Description of the task:
Write out the whole listing word for word.

Record list:
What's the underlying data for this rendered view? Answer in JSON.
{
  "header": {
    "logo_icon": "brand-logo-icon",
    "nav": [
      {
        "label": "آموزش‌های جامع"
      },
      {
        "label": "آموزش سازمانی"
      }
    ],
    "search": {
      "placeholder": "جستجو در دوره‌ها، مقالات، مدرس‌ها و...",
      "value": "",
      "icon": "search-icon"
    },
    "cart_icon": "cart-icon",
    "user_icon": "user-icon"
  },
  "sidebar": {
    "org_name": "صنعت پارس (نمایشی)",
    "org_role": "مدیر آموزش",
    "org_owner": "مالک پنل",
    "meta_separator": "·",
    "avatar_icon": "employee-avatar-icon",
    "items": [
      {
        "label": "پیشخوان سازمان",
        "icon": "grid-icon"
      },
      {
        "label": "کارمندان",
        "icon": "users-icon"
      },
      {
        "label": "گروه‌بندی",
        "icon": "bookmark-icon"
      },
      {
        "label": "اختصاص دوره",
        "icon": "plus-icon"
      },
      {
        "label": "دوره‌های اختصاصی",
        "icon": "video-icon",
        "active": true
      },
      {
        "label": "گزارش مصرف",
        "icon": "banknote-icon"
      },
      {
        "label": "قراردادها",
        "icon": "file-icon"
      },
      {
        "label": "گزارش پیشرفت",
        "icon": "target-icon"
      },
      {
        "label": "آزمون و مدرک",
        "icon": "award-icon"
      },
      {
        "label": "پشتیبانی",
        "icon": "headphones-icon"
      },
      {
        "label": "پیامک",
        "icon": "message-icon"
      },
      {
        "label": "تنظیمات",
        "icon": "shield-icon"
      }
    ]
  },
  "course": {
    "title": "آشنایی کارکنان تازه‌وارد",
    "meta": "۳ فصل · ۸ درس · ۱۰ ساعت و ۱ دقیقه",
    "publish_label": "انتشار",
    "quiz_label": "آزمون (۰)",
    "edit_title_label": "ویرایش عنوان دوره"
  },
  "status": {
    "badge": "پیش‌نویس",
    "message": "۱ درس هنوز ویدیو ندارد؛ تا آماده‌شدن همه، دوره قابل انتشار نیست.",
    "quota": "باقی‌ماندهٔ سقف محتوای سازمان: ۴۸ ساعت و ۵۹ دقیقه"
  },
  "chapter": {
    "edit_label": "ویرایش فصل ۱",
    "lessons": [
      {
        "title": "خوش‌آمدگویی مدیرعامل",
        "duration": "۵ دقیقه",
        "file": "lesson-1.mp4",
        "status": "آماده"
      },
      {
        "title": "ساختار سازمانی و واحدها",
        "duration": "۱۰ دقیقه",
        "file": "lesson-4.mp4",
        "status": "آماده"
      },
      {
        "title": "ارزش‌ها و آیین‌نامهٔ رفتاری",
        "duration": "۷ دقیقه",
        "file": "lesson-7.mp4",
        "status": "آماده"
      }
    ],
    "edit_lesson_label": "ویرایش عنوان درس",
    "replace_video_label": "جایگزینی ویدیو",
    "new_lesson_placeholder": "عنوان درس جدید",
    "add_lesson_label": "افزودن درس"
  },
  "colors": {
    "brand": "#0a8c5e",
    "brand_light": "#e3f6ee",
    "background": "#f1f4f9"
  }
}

Output of the task:
What's the underlying data for this rendered view? Answer in JSON.
{
  "header": {
    "logo_icon": "brand-logo-icon",
    "nav": [
      {
        "label": "آموزش‌های جامع"
      },
      {
        "label": "آموزش سازمانی"
      }
    ],
    "search": {
      "placeholder": "جستجو در دوره‌ها، مقالات، مدرس‌ها و...",
      "value": "",
      "icon": "search-icon"
    },
    "cart_icon": "cart-icon",
    "user_icon": "user-icon"
  },
  "sidebar": {
    "org_name": "صنعت پارس (نمایشی)",
    "org_role": "مدیر آموزش",
    "org_owner": "مالک پنل",
    "meta_separator": "·",
    "avatar_icon": "employee-avatar-icon",
    "items": [
      {
        "label": "پیشخوان سازمان",
        "icon": "grid-icon"
      },
      {
        "label": "کارمندان",
        "icon": "users-icon"
      },
      {
        "label": "گروه‌بندی",
        "icon": "bookmark-icon"
      },
      {
        "label": "اختصاص دوره",
        "icon": "plus-icon"
      },
      {
        "label": "دوره‌های اختصاصی",
        "icon": "video-icon",
        "active": true
      },
      {
        "label": "گزارش مصرف",
        "icon": "banknote-icon"
      },
      {
        "label": "قراردادها",
        "icon": "file-icon"
      },
      {
        "label": "گزارش پیشرفت",
        "icon": "target-icon"
      },
      {
        "label": "آزمون و مدرک",
        "icon": "award-icon"
      },
      {
        "label": "پشتیبانی",
        "icon": "headphones-icon"
      },
      {
        "label": "پیامک",
        "icon": "message-icon"
      },
      {
        "label": "تنظیمات",
        "icon": "shield-icon"
      }
    ]
  },
  "course": {
    "title": "آشنایی کارکنان تازه‌وارد",
    "meta": "۳ فصل · ۸ درس · ۱۰ ساعت و ۱ دقیقه",
    "publish_label": "انتشار",
    "quiz_label": "آزمون (۰)",
    "edit_title_label": "ویرایش عنوان دوره"
  },
  "status": {
    "badge": "پیش‌نویس",
    "message": "۱ درس هنوز ویدیو ندارد؛ تا آماده‌شدن همه، دوره قابل انتشار نیست.",
    "quota": "باقی‌ماندهٔ سقف محتوای سازمان: ۴۸ ساعت و ۵۹ دقیقه"
  },
  "chapter": {
    "edit_label": "ویرایش فصل ۱",
    "lessons": [
      {
        "title": "خوش‌آمدگویی مدیرعامل",
        "duration": "۵ دقیقه",
        "file": "lesson-1.mp4",
        "status": "آماده"
      },
      {
        "title": "ساختار سازمانی و واحدها",
        "duration": "۱۰ دقیقه",
        "file": "lesson-4.mp4",
        "status": "آماده"
      },
      {
        "title": "ارزش‌ها و آیین‌نامهٔ رفتاری",
        "duration": "۷ دقیقه",
        "file": "lesson-7.mp4",
        "status": "آماده"
      }
    ],
    "edit_lesson_label": "ویرایش عنوان درس",
    "replace_video_label": "جایگزینی ویدیو",
    "new_lesson_placeholder": "عنوان درس جدید",
    "add_lesson_label": "افزودن درس"
  },
  "colors": {
    "brand": "#0a8c5e",
    "brand_light": "#e3f6ee",
    "background": "#f1f4f9"
  }
}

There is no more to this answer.